Records from a data source
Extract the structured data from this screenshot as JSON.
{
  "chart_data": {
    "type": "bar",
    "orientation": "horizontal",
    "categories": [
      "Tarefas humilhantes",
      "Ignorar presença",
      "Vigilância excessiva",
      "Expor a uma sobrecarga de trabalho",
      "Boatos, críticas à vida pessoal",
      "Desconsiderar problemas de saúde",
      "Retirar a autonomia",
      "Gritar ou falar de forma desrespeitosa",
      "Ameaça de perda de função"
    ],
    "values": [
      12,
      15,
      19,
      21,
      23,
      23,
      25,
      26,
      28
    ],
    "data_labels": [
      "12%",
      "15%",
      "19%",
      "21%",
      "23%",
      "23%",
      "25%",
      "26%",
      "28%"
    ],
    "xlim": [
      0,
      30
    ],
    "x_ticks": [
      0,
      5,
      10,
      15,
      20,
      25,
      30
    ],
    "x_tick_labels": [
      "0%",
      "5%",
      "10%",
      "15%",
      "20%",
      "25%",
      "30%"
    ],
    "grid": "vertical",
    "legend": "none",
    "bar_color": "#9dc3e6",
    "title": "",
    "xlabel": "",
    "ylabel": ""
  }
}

--

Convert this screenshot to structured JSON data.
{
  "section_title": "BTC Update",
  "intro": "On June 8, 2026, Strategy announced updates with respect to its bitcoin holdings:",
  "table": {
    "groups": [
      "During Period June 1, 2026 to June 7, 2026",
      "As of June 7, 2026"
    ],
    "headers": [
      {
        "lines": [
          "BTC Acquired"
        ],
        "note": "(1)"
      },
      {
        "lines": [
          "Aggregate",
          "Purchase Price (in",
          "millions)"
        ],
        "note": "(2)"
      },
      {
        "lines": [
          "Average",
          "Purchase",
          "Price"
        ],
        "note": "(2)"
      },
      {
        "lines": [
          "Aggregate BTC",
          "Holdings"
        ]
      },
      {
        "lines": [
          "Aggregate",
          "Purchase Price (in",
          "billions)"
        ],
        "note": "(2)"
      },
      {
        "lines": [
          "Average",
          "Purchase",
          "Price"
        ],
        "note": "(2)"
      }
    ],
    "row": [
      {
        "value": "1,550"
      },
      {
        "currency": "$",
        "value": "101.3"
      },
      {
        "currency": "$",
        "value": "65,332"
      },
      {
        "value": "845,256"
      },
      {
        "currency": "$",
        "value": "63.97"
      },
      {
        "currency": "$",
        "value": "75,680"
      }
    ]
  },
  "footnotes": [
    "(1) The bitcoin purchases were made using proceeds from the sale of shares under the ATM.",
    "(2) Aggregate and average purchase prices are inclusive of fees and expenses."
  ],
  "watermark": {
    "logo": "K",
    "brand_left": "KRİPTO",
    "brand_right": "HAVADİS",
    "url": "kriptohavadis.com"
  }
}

> [Requirement]: What is the number of lines containing "JSON"? Give that number only.

> [Solution]: 2